### TASK DESCRIPTION
Quote the records below in full, exactly as given, with the images taken out.

### ROWS
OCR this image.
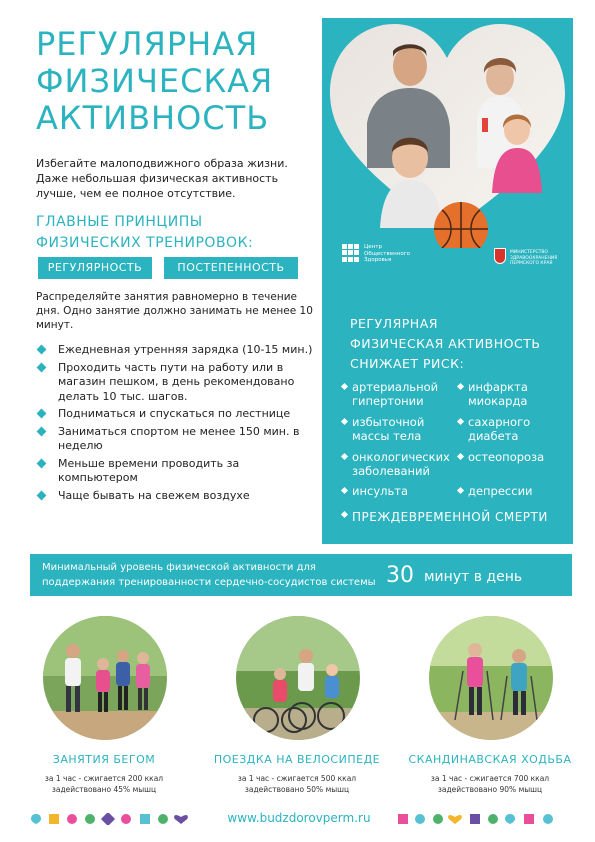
РЕГУЛЯРНАЯ
ФИЗИЧЕСКАЯ
АКТИВНОСТЬ

Избегайте малоподвижного образа жизни. Даже небольшая физическая активность лучше, чем ее полное отсутствие.

ГЛАВНЫЕ ПРИНЦИПЫ
ФИЗИЧЕСКИХ ТРЕНИРОВОК:
РЕГУЛЯРНОСТЬ	ПОСТЕПЕННОСТЬ

Распределяйте занятия равномерно в течение дня. Одно занятие должно занимать не менее 10 минут.

Ежедневная утренняя зарядка (10-15 мин.)
Проходить часть пути на работу или в магазин пешком, в день рекомендовано делать 10 тыс. шагов.
Подниматься и спускаться по лестнице
Заниматься спортом не менее 150 мин. в неделю
Меньше времени проводить за компьютером
Чаще бывать на свежем воздухе
Центр Общественного Здоровья
МИНИСТЕРСТВО ЗДРАВООХРАНЕНИЯ ПЕРМСКОГО КРАЯ
РЕГУЛЯРНАЯ
ФИЗИЧЕСКАЯ АКТИВНОСТЬ
СНИЖАЕТ РИСК:
артериальной гипертонии
инфаркта миокарда
избыточной массы тела
сахарного диабета
онкологических заболеваний
остеопороза
инсульта	депрессии
ПРЕЖДЕВРЕМЕННОЙ СМЕРТИ
Минимальный уровень физической активности для поддержания тренированности сердечно-сосудистов системы 30 минут в день
ЗАНЯТИЯ БЕГОМ
за 1 час - сжигается 200 ккал
задействовано 45% мышц
ПОЕЗДКА НА ВЕЛОСИПЕДЕ
за 1 час - сжигается 500 ккал
задействовано 50% мышц
СКАНДИНАВСКАЯ ХОДЬБА
за 1 час - сжигается 700 ккал
задействовано 90% мышц
www.budzdorovperm.ru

### ANSWER FOR THE TASK
OCR this image.
РЕГУЛЯРНАЯ
ФИЗИЧЕСКАЯ
АКТИВНОСТЬ

Избегайте малоподвижного образа жизни. Даже небольшая физическая активность лучше, чем ее полное отсутствие.

ГЛАВНЫЕ ПРИНЦИПЫ
ФИЗИЧЕСКИХ ТРЕНИРОВОК:
РЕГУЛЯРНОСТЬ	ПОСТЕПЕННОСТЬ

Распределяйте занятия равномерно в течение дня. Одно занятие должно занимать не менее 10 минут.

Ежедневная утренняя зарядка (10-15 мин.)
Проходить часть пути на работу или в магазин пешком, в день рекомендовано делать 10 тыс. шагов.
Подниматься и спускаться по лестнице
Заниматься спортом не менее 150 мин. в неделю
Меньше времени проводить за компьютером
Чаще бывать на свежем воздухе
Центр Общественного Здоровья
МИНИСТЕРСТВО ЗДРАВООХРАНЕНИЯ ПЕРМСКОГО КРАЯ
РЕГУЛЯРНАЯ
ФИЗИЧЕСКАЯ АКТИВНОСТЬ
СНИЖАЕТ РИСК:
артериальной гипертонии
инфаркта миокарда
избыточной массы тела
сахарного диабета
онкологических заболеваний
остеопороза
инсульта	депрессии
ПРЕЖДЕВРЕМЕННОЙ СМЕРТИ
Минимальный уровень физической активности для поддержания тренированности сердечно-сосудистов системы 30 минут в день
ЗАНЯТИЯ БЕГОМ
за 1 час - сжигается 200 ккал
задействовано 45% мышц
ПОЕЗДКА НА ВЕЛОСИПЕДЕ
за 1 час - сжигается 500 ккал
задействовано 50% мышц
СКАНДИНАВСКАЯ ХОДЬБА
за 1 час - сжигается 700 ккал
задействовано 90% мышц
www.budzdorovperm.ru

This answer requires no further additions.